> **THE TASK**
Your answer should be only a number: how many lines include the word "Sensor".

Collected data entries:
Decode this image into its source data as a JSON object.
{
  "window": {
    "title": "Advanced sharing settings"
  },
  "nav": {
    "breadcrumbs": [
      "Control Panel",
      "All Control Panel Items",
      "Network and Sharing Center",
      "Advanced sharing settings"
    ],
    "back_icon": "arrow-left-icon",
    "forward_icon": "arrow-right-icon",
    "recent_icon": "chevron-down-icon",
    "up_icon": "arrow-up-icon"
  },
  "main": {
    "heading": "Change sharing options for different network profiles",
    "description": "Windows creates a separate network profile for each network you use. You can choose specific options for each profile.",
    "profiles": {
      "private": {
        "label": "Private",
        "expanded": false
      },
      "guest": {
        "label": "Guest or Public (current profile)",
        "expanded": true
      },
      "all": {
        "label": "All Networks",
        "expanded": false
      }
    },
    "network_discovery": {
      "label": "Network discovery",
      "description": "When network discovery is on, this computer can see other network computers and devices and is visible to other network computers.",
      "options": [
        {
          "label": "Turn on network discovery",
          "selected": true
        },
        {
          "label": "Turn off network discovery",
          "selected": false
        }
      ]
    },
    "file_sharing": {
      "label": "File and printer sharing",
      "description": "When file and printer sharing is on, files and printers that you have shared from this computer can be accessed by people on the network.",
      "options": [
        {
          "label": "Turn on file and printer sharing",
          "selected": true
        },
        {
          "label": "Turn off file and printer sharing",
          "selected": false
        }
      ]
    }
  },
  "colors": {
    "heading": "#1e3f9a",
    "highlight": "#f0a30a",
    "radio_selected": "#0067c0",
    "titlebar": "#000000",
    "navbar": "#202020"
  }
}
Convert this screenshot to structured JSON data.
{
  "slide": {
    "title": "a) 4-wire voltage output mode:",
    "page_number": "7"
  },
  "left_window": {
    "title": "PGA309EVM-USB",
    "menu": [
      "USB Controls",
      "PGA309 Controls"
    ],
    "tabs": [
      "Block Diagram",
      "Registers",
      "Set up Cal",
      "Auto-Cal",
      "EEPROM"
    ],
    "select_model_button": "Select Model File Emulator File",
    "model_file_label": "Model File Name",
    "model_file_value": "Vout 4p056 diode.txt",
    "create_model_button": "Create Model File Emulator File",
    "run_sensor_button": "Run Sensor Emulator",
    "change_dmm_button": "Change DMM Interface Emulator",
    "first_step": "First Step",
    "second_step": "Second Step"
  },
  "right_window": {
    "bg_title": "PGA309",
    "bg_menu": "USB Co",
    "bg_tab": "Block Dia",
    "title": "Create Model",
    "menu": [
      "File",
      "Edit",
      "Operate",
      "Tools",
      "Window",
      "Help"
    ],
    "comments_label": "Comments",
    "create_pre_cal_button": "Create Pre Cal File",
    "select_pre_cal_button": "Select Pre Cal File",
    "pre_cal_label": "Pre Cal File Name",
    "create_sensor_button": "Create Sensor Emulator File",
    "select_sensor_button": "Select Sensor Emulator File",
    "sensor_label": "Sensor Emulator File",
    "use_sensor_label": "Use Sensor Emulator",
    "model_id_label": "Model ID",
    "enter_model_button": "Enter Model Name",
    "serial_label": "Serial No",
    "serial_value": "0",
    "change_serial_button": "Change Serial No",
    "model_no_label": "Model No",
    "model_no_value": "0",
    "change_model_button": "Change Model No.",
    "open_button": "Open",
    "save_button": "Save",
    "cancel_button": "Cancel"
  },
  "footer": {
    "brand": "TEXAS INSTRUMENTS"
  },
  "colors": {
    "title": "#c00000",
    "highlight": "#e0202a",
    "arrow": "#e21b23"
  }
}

> **EXERCISE OUTPUT**
5